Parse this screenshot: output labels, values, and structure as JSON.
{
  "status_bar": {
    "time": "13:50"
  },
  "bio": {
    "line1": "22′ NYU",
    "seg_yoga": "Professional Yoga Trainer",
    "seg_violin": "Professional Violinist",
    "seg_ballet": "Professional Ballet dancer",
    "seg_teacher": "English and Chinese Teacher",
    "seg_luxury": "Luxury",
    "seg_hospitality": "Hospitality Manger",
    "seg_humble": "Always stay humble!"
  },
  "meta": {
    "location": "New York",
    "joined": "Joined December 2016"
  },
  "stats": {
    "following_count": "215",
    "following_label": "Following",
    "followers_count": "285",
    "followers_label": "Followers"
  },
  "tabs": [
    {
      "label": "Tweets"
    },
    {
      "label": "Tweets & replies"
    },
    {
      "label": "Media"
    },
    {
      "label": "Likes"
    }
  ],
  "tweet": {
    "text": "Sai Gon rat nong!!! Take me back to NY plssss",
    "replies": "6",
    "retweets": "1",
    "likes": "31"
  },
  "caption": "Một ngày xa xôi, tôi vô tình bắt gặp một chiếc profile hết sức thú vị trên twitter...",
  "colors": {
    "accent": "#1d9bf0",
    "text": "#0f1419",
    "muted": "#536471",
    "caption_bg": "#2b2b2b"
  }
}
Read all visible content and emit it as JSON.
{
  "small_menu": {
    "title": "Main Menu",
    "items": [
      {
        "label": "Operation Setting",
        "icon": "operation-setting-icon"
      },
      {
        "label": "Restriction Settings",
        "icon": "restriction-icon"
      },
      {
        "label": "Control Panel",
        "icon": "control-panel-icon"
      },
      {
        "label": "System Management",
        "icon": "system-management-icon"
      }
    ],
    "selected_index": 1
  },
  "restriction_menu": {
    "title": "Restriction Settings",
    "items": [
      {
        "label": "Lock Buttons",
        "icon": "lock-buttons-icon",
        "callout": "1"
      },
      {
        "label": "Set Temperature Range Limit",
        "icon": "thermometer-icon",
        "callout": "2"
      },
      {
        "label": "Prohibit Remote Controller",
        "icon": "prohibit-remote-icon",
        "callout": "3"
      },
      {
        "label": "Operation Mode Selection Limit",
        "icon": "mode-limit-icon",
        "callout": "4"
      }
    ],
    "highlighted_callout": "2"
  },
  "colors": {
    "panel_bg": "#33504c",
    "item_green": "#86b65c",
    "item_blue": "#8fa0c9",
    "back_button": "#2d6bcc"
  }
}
---------------
(Directions for this task): Your task is to give the records above again, exactly.

(Written answer):
Parse this screenshot: output labels, values, and structure as JSON.
{
  "status_bar": {
    "time": "13:50"
  },
  "bio": {
    "line1": "22′ NYU",
    "seg_yoga": "Professional Yoga Trainer",
    "seg_violin": "Professional Violinist",
    "seg_ballet": "Professional Ballet dancer",
    "seg_teacher": "English and Chinese Teacher",
    "seg_luxury": "Luxury",
    "seg_hospitality": "Hospitality Manger",
    "seg_humble": "Always stay humble!"
  },
  "meta": {
    "location": "New York",
    "joined": "Joined December 2016"
  },
  "stats": {
    "following_count": "215",
    "following_label": "Following",
    "followers_count": "285",
    "followers_label": "Followers"
  },
  "tabs": [
    {
      "label": "Tweets"
    },
    {
      "label": "Tweets & replies"
    },
    {
      "label": "Media"
    },
    {
      "label": "Likes"
    }
  ],
  "tweet": {
    "text": "Sai Gon rat nong!!! Take me back to NY plssss",
    "replies": "6",
    "retweets": "1",
    "likes": "31"
  },
  "caption": "Một ngày xa xôi, tôi vô tình bắt gặp một chiếc profile hết sức thú vị trên twitter...",
  "colors": {
    "accent": "#1d9bf0",
    "text": "#0f1419",
    "muted": "#536471",
    "caption_bg": "#2b2b2b"
  }
}
Read all visible content and emit it as JSON.
{
  "small_menu": {
    "title": "Main Menu",
    "items": [
      {
        "label": "Operation Setting",
        "icon": "operation-setting-icon"
      },
      {
        "label": "Restriction Settings",
        "icon": "restriction-icon"
      },
      {
        "label": "Control Panel",
        "icon": "control-panel-icon"
      },
      {
        "label": "System Management",
        "icon": "system-management-icon"
      }
    ],
    "selected_index": 1
  },
  "restriction_menu": {
    "title": "Restriction Settings",
    "items": [
      {
        "label": "Lock Buttons",
        "icon": "lock-buttons-icon",
        "callout": "1"
      },
      {
        "label": "Set Temperature Range Limit",
        "icon": "thermometer-icon",
        "callout": "2"
      },
      {
        "label": "Prohibit Remote Controller",
        "icon": "prohibit-remote-icon",
        "callout": "3"
      },
      {
        "label": "Operation Mode Selection Limit",
        "icon": "mode-limit-icon",
        "callout": "4"
      }
    ],
    "highlighted_callout": "2"
  },
  "colors": {
    "panel_bg": "#33504c",
    "item_green": "#86b65c",
    "item_blue": "#8fa0c9",
    "back_button": "#2d6bcc"
  }
}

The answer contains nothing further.